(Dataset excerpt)
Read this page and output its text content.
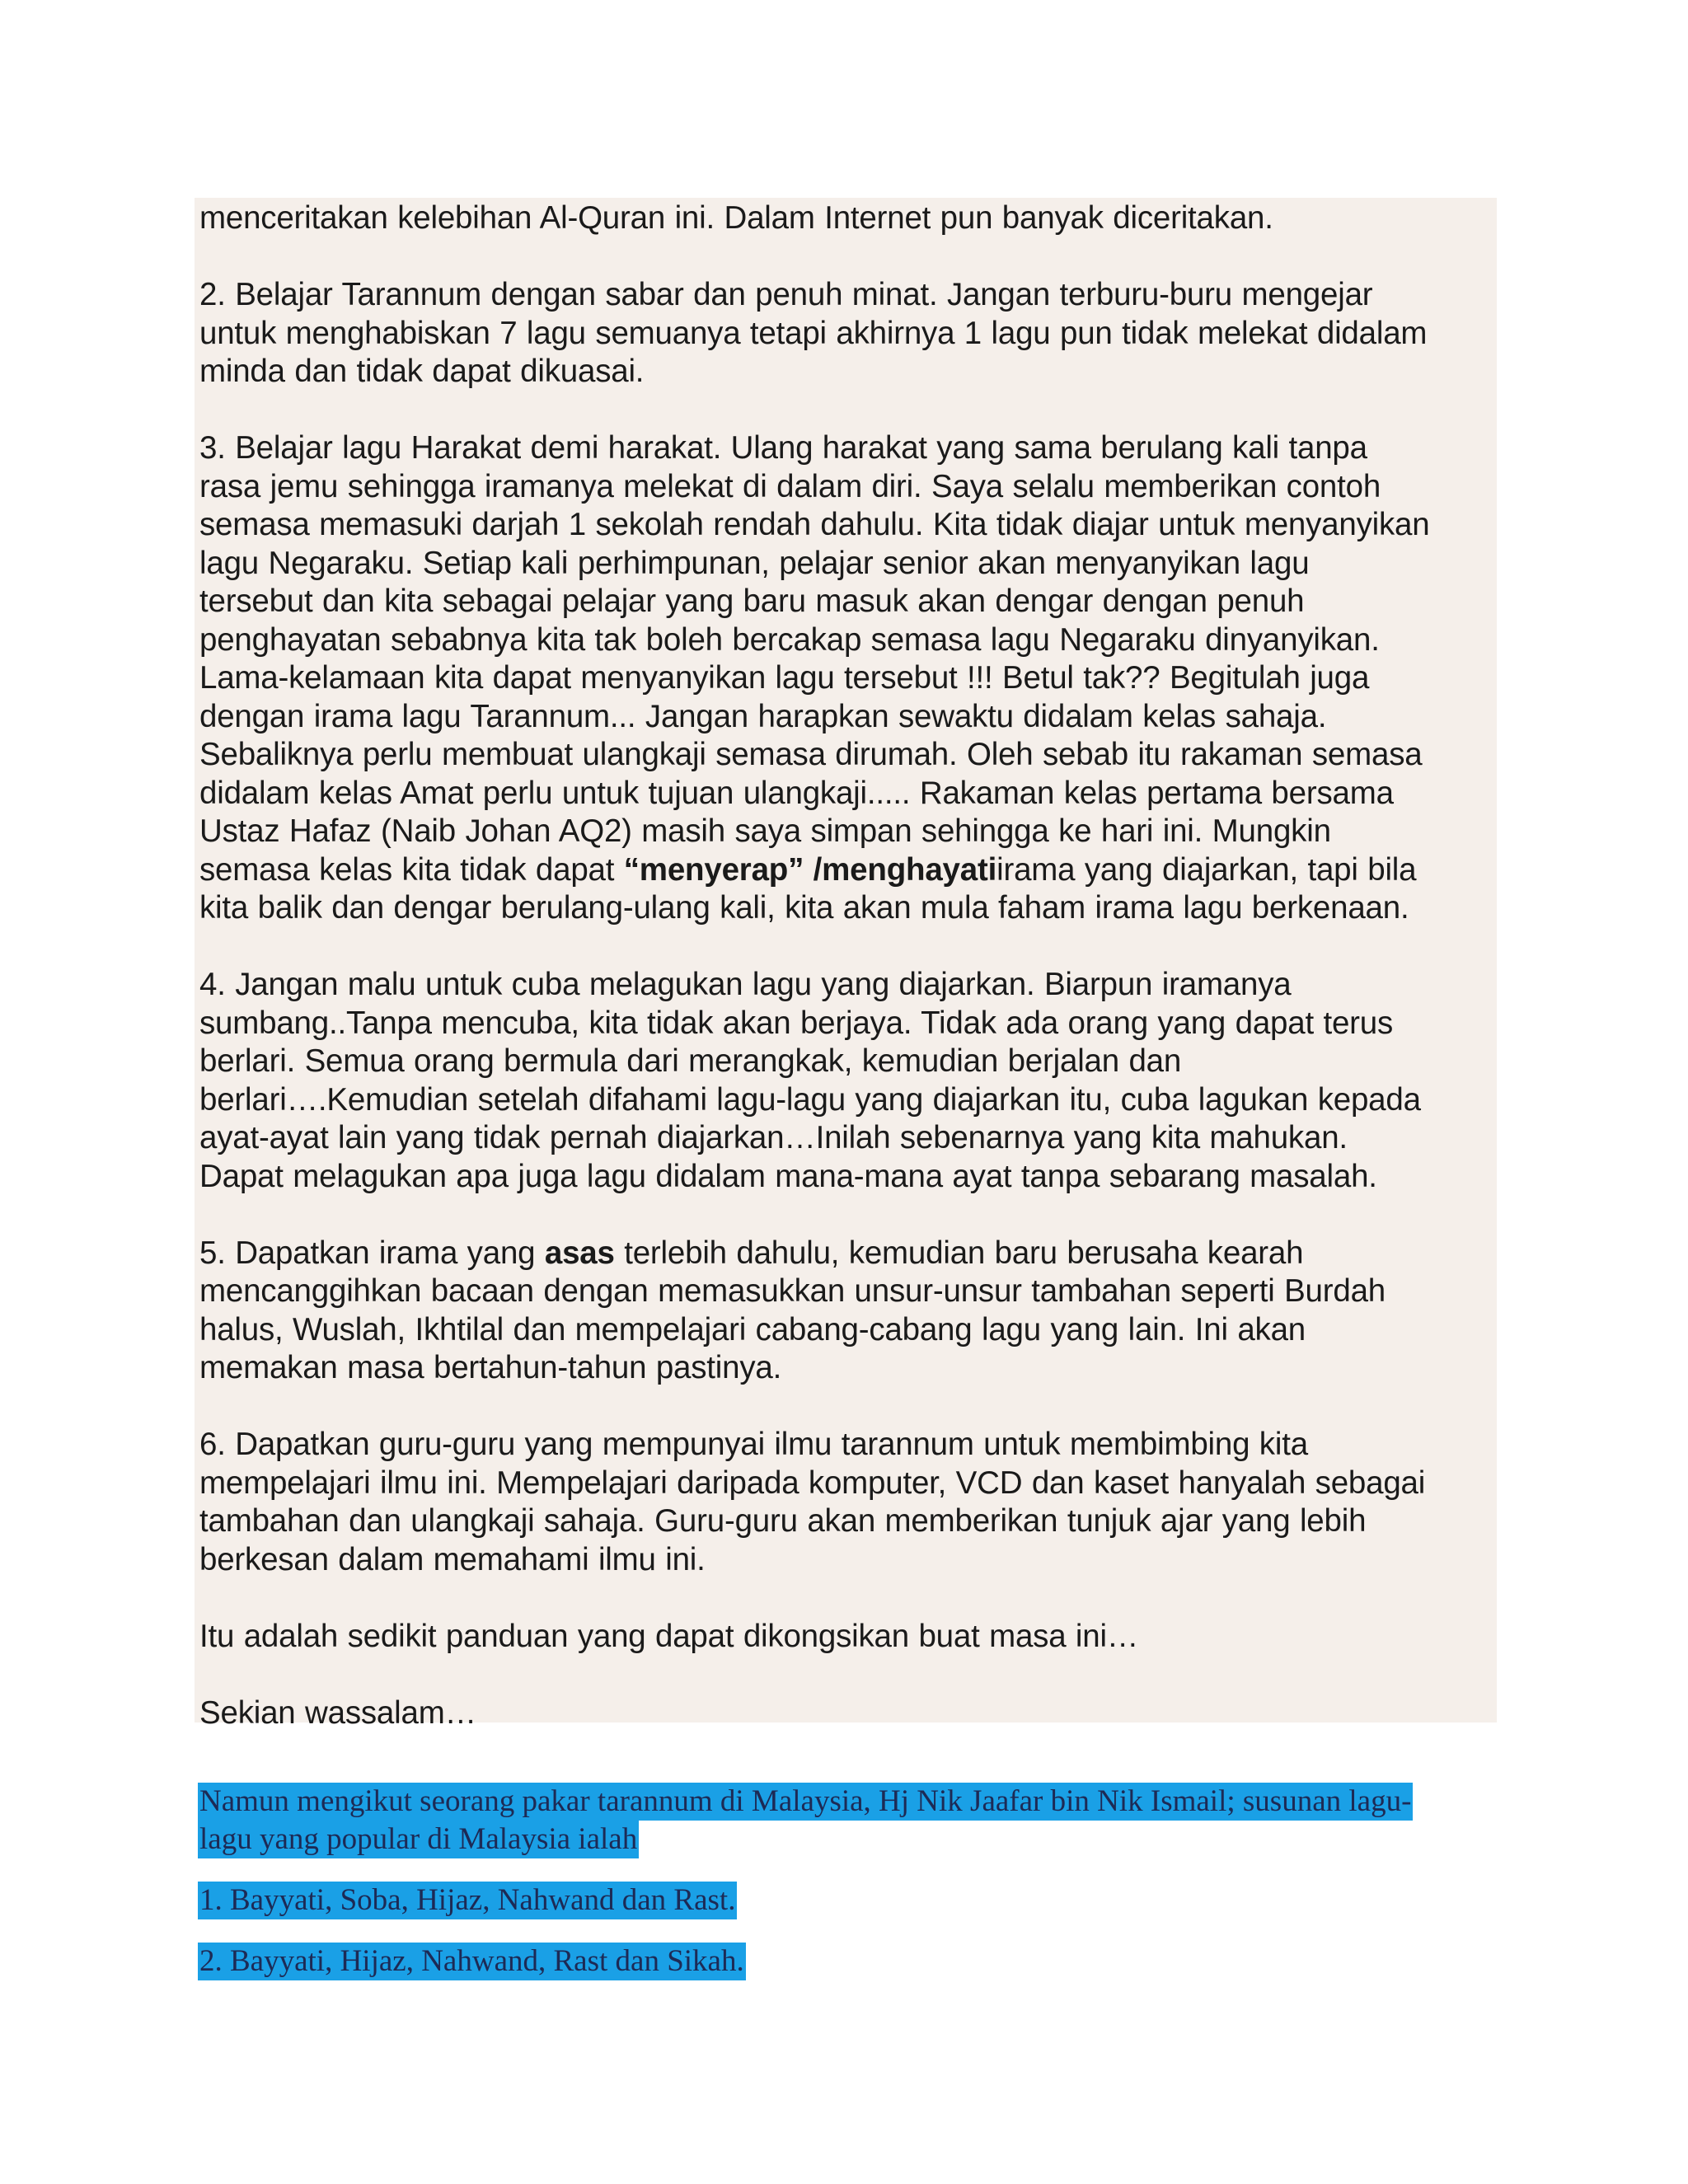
menceritakan kelebihan Al-Quran ini. Dalam Internet pun banyak diceritakan.

2. Belajar Tarannum dengan sabar dan penuh minat. Jangan terburu-buru mengejar
untuk menghabiskan 7 lagu semuanya tetapi akhirnya 1 lagu pun tidak melekat didalam
minda dan tidak dapat dikuasai.

3. Belajar lagu Harakat demi harakat. Ulang harakat yang sama berulang kali tanpa
rasa jemu sehingga iramanya melekat di dalam diri. Saya selalu memberikan contoh
semasa memasuki darjah 1 sekolah rendah dahulu. Kita tidak diajar untuk menyanyikan
lagu Negaraku. Setiap kali perhimpunan, pelajar senior akan menyanyikan lagu
tersebut dan kita sebagai pelajar yang baru masuk akan dengar dengan penuh
penghayatan sebabnya kita tak boleh bercakap semasa lagu Negaraku dinyanyikan.
Lama-kelamaan kita dapat menyanyikan lagu tersebut !!! Betul tak?? Begitulah juga
dengan irama lagu Tarannum... Jangan harapkan sewaktu didalam kelas sahaja.
Sebaliknya perlu membuat ulangkaji semasa dirumah. Oleh sebab itu rakaman semasa
didalam kelas Amat perlu untuk tujuan ulangkaji..... Rakaman kelas pertama bersama
Ustaz Hafaz (Naib Johan AQ2) masih saya simpan sehingga ke hari ini. Mungkin
semasa kelas kita tidak dapat “menyerap” /menghayatiirama yang diajarkan, tapi bila
kita balik dan dengar berulang-ulang kali, kita akan mula faham irama lagu berkenaan.

4. Jangan malu untuk cuba melagukan lagu yang diajarkan. Biarpun iramanya
sumbang..Tanpa mencuba, kita tidak akan berjaya. Tidak ada orang yang dapat terus
berlari. Semua orang bermula dari merangkak, kemudian berjalan dan
berlari….Kemudian setelah difahami lagu-lagu yang diajarkan itu, cuba lagukan kepada
ayat-ayat lain yang tidak pernah diajarkan…Inilah sebenarnya yang kita mahukan.
Dapat melagukan apa juga lagu didalam mana-mana ayat tanpa sebarang masalah.

5. Dapatkan irama yang asas terlebih dahulu, kemudian baru berusaha kearah
mencanggihkan bacaan dengan memasukkan unsur-unsur tambahan seperti Burdah
halus, Wuslah, Ikhtilal dan mempelajari cabang-cabang lagu yang lain. Ini akan
memakan masa bertahun-tahun pastinya.

6. Dapatkan guru-guru yang mempunyai ilmu tarannum untuk membimbing kita
mempelajari ilmu ini. Mempelajari daripada komputer, VCD dan kaset hanyalah sebagai
tambahan dan ulangkaji sahaja. Guru-guru akan memberikan tunjuk ajar yang lebih
berkesan dalam memahami ilmu ini.

Itu adalah sedikit panduan yang dapat dikongsikan buat masa ini…

Sekian wassalam…

Namun mengikut seorang pakar tarannum di Malaysia, Hj Nik Jaafar bin Nik Ismail; susunan lagu-
lagu yang popular di Malaysia ialah
1. Bayyati, Soba, Hijaz, Nahwand dan Rast.
2. Bayyati, Hijaz, Nahwand, Rast dan Sikah.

## The task
Filter the entries and copy out every line with the word "kali".

## Solution for this exercise
3. Belajar lagu Harakat demi harakat. Ulang harakat yang sama berulang kali tanpa
lagu Negaraku. Setiap kali perhimpunan, pelajar senior akan menyanyikan lagu
kita balik dan dengar berulang-ulang kali, kita akan mula faham irama lagu berkenaan.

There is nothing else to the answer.